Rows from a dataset
******************************

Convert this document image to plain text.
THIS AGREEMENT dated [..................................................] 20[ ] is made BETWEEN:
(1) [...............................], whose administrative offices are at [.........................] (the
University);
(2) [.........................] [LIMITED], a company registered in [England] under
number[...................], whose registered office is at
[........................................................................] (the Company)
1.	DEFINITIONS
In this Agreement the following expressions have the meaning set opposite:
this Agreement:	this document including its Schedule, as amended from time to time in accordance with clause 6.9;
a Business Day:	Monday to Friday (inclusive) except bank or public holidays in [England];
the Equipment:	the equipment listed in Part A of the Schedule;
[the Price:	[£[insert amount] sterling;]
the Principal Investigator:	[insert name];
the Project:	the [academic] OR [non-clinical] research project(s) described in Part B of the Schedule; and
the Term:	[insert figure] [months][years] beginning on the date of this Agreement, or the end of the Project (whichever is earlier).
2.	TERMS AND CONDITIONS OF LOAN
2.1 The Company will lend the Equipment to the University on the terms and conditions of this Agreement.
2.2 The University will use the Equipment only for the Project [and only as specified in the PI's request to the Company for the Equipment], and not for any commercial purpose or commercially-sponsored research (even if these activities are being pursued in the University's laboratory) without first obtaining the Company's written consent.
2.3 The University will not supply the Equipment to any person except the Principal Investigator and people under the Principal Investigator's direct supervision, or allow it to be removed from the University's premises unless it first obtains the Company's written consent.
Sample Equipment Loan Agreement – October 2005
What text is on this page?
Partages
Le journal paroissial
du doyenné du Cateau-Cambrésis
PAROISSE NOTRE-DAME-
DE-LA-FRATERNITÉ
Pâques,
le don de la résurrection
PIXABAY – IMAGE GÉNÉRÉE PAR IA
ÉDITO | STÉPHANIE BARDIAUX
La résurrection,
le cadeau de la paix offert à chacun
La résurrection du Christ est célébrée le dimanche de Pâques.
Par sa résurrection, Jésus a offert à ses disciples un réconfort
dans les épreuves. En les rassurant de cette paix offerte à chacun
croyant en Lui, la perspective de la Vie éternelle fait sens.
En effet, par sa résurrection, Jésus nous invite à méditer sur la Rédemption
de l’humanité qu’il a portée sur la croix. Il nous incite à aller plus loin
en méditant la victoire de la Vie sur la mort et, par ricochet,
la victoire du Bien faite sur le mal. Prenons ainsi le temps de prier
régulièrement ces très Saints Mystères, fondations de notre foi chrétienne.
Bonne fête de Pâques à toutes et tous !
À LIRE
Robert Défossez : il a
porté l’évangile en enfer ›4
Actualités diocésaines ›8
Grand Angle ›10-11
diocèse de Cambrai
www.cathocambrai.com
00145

******************************

■ GOAL
Give the material above again, word for word.

■ FINAL ANSWER
Convert this document image to plain text.
THIS AGREEMENT dated [..................................................] 20[ ] is made BETWEEN:
(1) [...............................], whose administrative offices are at [.........................] (the
University);
(2) [.........................] [LIMITED], a company registered in [England] under
number[...................], whose registered office is at
[........................................................................] (the Company)
1.	DEFINITIONS
In this Agreement the following expressions have the meaning set opposite:
this Agreement:	this document including its Schedule, as amended from time to time in accordance with clause 6.9;
a Business Day:	Monday to Friday (inclusive) except bank or public holidays in [England];
the Equipment:	the equipment listed in Part A of the Schedule;
[the Price:	[£[insert amount] sterling;]
the Principal Investigator:	[insert name];
the Project:	the [academic] OR [non-clinical] research project(s) described in Part B of the Schedule; and
the Term:	[insert figure] [months][years] beginning on the date of this Agreement, or the end of the Project (whichever is earlier).
2.	TERMS AND CONDITIONS OF LOAN
2.1 The Company will lend the Equipment to the University on the terms and conditions of this Agreement.
2.2 The University will use the Equipment only for the Project [and only as specified in the PI's request to the Company for the Equipment], and not for any commercial purpose or commercially-sponsored research (even if these activities are being pursued in the University's laboratory) without first obtaining the Company's written consent.
2.3 The University will not supply the Equipment to any person except the Principal Investigator and people under the Principal Investigator's direct supervision, or allow it to be removed from the University's premises unless it first obtains the Company's written consent.
Sample Equipment Loan Agreement – October 2005
What text is on this page?
Partages
Le journal paroissial
du doyenné du Cateau-Cambrésis
PAROISSE NOTRE-DAME-
DE-LA-FRATERNITÉ
Pâques,
le don de la résurrection
PIXABAY – IMAGE GÉNÉRÉE PAR IA
ÉDITO | STÉPHANIE BARDIAUX
La résurrection,
le cadeau de la paix offert à chacun
La résurrection du Christ est célébrée le dimanche de Pâques.
Par sa résurrection, Jésus a offert à ses disciples un réconfort
dans les épreuves. En les rassurant de cette paix offerte à chacun
croyant en Lui, la perspective de la Vie éternelle fait sens.
En effet, par sa résurrection, Jésus nous invite à méditer sur la Rédemption
de l’humanité qu’il a portée sur la croix. Il nous incite à aller plus loin
en méditant la victoire de la Vie sur la mort et, par ricochet,
la victoire du Bien faite sur le mal. Prenons ainsi le temps de prier
régulièrement ces très Saints Mystères, fondations de notre foi chrétienne.
Bonne fête de Pâques à toutes et tous !
À LIRE
Robert Défossez : il a
porté l’évangile en enfer ›4
Actualités diocésaines ›8
Grand Angle ›10-11
diocèse de Cambrai
www.cathocambrai.com
00145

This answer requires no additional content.